• _The data_:

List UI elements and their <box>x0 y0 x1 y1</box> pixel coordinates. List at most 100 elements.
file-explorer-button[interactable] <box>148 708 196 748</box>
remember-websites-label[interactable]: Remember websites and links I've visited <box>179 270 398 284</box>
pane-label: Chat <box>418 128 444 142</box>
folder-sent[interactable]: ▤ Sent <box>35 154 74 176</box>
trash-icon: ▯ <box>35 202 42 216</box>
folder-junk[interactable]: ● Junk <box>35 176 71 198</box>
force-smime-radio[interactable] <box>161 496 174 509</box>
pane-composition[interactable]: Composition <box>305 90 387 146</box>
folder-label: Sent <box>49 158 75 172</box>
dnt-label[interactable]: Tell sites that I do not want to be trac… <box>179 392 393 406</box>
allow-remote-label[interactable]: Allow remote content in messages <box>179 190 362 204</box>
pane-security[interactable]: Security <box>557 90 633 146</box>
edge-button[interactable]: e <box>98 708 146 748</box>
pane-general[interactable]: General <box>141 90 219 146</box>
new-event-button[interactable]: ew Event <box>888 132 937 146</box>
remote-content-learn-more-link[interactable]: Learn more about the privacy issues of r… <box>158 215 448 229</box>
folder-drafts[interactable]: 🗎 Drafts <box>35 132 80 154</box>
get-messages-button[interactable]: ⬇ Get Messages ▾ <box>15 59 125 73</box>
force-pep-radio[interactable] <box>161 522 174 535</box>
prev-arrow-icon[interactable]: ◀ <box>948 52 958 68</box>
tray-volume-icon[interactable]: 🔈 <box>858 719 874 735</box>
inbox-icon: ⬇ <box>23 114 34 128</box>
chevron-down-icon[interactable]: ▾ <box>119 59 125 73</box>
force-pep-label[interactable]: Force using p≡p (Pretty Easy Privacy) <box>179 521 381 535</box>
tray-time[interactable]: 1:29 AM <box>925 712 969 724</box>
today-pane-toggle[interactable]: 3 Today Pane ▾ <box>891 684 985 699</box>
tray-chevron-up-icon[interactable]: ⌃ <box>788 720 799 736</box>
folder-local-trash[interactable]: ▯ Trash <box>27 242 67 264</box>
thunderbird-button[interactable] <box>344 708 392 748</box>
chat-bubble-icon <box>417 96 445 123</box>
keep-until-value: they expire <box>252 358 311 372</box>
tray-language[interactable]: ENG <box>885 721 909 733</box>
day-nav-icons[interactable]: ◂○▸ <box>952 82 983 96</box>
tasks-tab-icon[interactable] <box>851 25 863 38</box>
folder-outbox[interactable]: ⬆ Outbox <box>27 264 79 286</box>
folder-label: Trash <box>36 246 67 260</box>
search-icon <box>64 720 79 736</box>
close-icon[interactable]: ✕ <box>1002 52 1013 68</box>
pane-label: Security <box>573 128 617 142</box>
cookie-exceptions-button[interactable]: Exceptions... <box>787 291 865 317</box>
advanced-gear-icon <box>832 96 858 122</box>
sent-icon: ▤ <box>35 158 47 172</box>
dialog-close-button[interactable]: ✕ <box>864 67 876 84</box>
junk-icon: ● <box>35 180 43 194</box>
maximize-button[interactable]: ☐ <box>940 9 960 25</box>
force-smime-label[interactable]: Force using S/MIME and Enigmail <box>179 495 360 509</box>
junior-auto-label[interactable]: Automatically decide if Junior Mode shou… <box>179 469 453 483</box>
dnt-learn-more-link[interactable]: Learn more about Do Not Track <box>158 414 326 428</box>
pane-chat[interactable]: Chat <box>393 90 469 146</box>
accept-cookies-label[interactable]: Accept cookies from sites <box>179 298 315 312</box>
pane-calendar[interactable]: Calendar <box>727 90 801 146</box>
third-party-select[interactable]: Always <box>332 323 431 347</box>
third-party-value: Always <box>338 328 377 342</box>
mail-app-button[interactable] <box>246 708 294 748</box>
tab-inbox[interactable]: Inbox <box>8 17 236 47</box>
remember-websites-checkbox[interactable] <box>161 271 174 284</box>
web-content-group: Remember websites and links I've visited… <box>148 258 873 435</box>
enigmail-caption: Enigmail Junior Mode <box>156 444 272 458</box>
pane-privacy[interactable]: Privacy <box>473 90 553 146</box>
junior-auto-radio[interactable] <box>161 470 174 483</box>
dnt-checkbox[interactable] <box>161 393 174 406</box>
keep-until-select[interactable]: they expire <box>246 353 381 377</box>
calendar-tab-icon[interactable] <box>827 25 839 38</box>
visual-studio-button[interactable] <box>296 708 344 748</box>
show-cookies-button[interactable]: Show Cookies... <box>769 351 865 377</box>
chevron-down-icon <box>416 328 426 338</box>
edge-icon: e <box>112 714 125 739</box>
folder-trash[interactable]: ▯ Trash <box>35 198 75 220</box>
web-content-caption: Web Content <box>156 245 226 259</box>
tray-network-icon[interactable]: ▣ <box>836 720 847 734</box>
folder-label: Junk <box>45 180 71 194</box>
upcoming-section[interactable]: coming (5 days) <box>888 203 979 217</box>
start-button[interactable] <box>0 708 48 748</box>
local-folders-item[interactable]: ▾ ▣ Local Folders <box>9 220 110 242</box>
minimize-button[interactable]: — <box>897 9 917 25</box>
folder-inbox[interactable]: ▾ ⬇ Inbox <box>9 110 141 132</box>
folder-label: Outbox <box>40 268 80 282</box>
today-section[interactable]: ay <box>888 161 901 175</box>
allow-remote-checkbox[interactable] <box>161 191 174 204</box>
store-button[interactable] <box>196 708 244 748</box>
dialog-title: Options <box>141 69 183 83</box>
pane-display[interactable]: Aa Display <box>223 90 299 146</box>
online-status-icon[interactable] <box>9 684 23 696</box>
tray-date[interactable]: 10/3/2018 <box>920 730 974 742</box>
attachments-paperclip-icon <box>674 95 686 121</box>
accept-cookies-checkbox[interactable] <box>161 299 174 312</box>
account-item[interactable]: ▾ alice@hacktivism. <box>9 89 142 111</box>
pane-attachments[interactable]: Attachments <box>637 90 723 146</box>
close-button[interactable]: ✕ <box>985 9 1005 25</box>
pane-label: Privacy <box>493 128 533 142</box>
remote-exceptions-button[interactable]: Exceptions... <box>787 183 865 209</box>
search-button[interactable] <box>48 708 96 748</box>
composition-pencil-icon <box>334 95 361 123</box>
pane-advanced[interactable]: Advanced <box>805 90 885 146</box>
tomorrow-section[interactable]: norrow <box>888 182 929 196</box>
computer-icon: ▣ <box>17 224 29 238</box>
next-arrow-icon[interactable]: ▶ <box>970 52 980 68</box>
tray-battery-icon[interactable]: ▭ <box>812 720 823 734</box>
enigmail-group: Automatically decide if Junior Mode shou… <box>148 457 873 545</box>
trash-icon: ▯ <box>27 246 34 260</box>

• _Instructions to follow_:
Please reproduce every one of the lines above verbatim, without changing anything.

• _Task output_:
List UI elements and their <box>x0 y0 x1 y1</box> pixel coordinates. List at most 100 elements.
file-explorer-button[interactable] <box>148 708 196 748</box>
remember-websites-label[interactable]: Remember websites and links I've visited <box>179 270 398 284</box>
pane-label: Chat <box>418 128 444 142</box>
folder-sent[interactable]: ▤ Sent <box>35 154 74 176</box>
trash-icon: ▯ <box>35 202 42 216</box>
folder-junk[interactable]: ● Junk <box>35 176 71 198</box>
force-smime-radio[interactable] <box>161 496 174 509</box>
pane-composition[interactable]: Composition <box>305 90 387 146</box>
folder-label: Sent <box>49 158 75 172</box>
dnt-label[interactable]: Tell sites that I do not want to be trac… <box>179 392 393 406</box>
allow-remote-label[interactable]: Allow remote content in messages <box>179 190 362 204</box>
pane-security[interactable]: Security <box>557 90 633 146</box>
edge-button[interactable]: e <box>98 708 146 748</box>
pane-general[interactable]: General <box>141 90 219 146</box>
new-event-button[interactable]: ew Event <box>888 132 937 146</box>
remote-content-learn-more-link[interactable]: Learn more about the privacy issues of r… <box>158 215 448 229</box>
folder-drafts[interactable]: 🗎 Drafts <box>35 132 80 154</box>
get-messages-button[interactable]: ⬇ Get Messages ▾ <box>15 59 125 73</box>
force-pep-radio[interactable] <box>161 522 174 535</box>
prev-arrow-icon[interactable]: ◀ <box>948 52 958 68</box>
tray-volume-icon[interactable]: 🔈 <box>858 719 874 735</box>
inbox-icon: ⬇ <box>23 114 34 128</box>
chevron-down-icon[interactable]: ▾ <box>119 59 125 73</box>
force-pep-label[interactable]: Force using p≡p (Pretty Easy Privacy) <box>179 521 381 535</box>
tray-time[interactable]: 1:29 AM <box>925 712 969 724</box>
today-pane-toggle[interactable]: 3 Today Pane ▾ <box>891 684 985 699</box>
tray-chevron-up-icon[interactable]: ⌃ <box>788 720 799 736</box>
folder-local-trash[interactable]: ▯ Trash <box>27 242 67 264</box>
thunderbird-button[interactable] <box>344 708 392 748</box>
chat-bubble-icon <box>417 96 445 123</box>
keep-until-value: they expire <box>252 358 311 372</box>
tray-language[interactable]: ENG <box>885 721 909 733</box>
day-nav-icons[interactable]: ◂○▸ <box>952 82 983 96</box>
tasks-tab-icon[interactable] <box>851 25 863 38</box>
folder-outbox[interactable]: ⬆ Outbox <box>27 264 79 286</box>
folder-label: Trash <box>36 246 67 260</box>
search-icon <box>64 720 79 736</box>
close-icon[interactable]: ✕ <box>1002 52 1013 68</box>
pane-label: Security <box>573 128 617 142</box>
cookie-exceptions-button[interactable]: Exceptions... <box>787 291 865 317</box>
advanced-gear-icon <box>832 96 858 122</box>
sent-icon: ▤ <box>35 158 47 172</box>
dialog-close-button[interactable]: ✕ <box>864 67 876 84</box>
junk-icon: ● <box>35 180 43 194</box>
maximize-button[interactable]: ☐ <box>940 9 960 25</box>
force-smime-label[interactable]: Force using S/MIME and Enigmail <box>179 495 360 509</box>
junior-auto-label[interactable]: Automatically decide if Junior Mode shou… <box>179 469 453 483</box>
dnt-learn-more-link[interactable]: Learn more about Do Not Track <box>158 414 326 428</box>
pane-chat[interactable]: Chat <box>393 90 469 146</box>
accept-cookies-label[interactable]: Accept cookies from sites <box>179 298 315 312</box>
pane-calendar[interactable]: Calendar <box>727 90 801 146</box>
third-party-select[interactable]: Always <box>332 323 431 347</box>
third-party-value: Always <box>338 328 377 342</box>
mail-app-button[interactable] <box>246 708 294 748</box>
tab-inbox[interactable]: Inbox <box>8 17 236 47</box>
remember-websites-checkbox[interactable] <box>161 271 174 284</box>
web-content-group: Remember websites and links I've visited… <box>148 258 873 435</box>
enigmail-caption: Enigmail Junior Mode <box>156 444 272 458</box>
pane-privacy[interactable]: Privacy <box>473 90 553 146</box>
junior-auto-radio[interactable] <box>161 470 174 483</box>
dnt-checkbox[interactable] <box>161 393 174 406</box>
keep-until-select[interactable]: they expire <box>246 353 381 377</box>
calendar-tab-icon[interactable] <box>827 25 839 38</box>
visual-studio-button[interactable] <box>296 708 344 748</box>
show-cookies-button[interactable]: Show Cookies... <box>769 351 865 377</box>
chevron-down-icon <box>416 328 426 338</box>
edge-icon: e <box>112 714 125 739</box>
folder-trash[interactable]: ▯ Trash <box>35 198 75 220</box>
web-content-caption: Web Content <box>156 245 226 259</box>
tray-network-icon[interactable]: ▣ <box>836 720 847 734</box>
folder-label: Junk <box>45 180 71 194</box>
upcoming-section[interactable]: coming (5 days) <box>888 203 979 217</box>
start-button[interactable] <box>0 708 48 748</box>
local-folders-item[interactable]: ▾ ▣ Local Folders <box>9 220 110 242</box>
minimize-button[interactable]: — <box>897 9 917 25</box>
folder-inbox[interactable]: ▾ ⬇ Inbox <box>9 110 141 132</box>
folder-label: Outbox <box>40 268 80 282</box>
today-section[interactable]: ay <box>888 161 901 175</box>
allow-remote-checkbox[interactable] <box>161 191 174 204</box>
store-button[interactable] <box>196 708 244 748</box>
dialog-title: Options <box>141 69 183 83</box>
pane-display[interactable]: Aa Display <box>223 90 299 146</box>
online-status-icon[interactable] <box>9 684 23 696</box>
tray-date[interactable]: 10/3/2018 <box>920 730 974 742</box>
attachments-paperclip-icon <box>674 95 686 121</box>
accept-cookies-checkbox[interactable] <box>161 299 174 312</box>
account-item[interactable]: ▾ alice@hacktivism. <box>9 89 142 111</box>
pane-attachments[interactable]: Attachments <box>637 90 723 146</box>
close-button[interactable]: ✕ <box>985 9 1005 25</box>
pane-label: Privacy <box>493 128 533 142</box>
remote-exceptions-button[interactable]: Exceptions... <box>787 183 865 209</box>
search-button[interactable] <box>48 708 96 748</box>
composition-pencil-icon <box>334 95 361 123</box>
pane-advanced[interactable]: Advanced <box>805 90 885 146</box>
tomorrow-section[interactable]: norrow <box>888 182 929 196</box>
computer-icon: ▣ <box>17 224 29 238</box>
next-arrow-icon[interactable]: ▶ <box>970 52 980 68</box>
tray-battery-icon[interactable]: ▭ <box>812 720 823 734</box>
enigmail-group: Automatically decide if Junior Mode shou… <box>148 457 873 545</box>
trash-icon: ▯ <box>27 246 34 260</box>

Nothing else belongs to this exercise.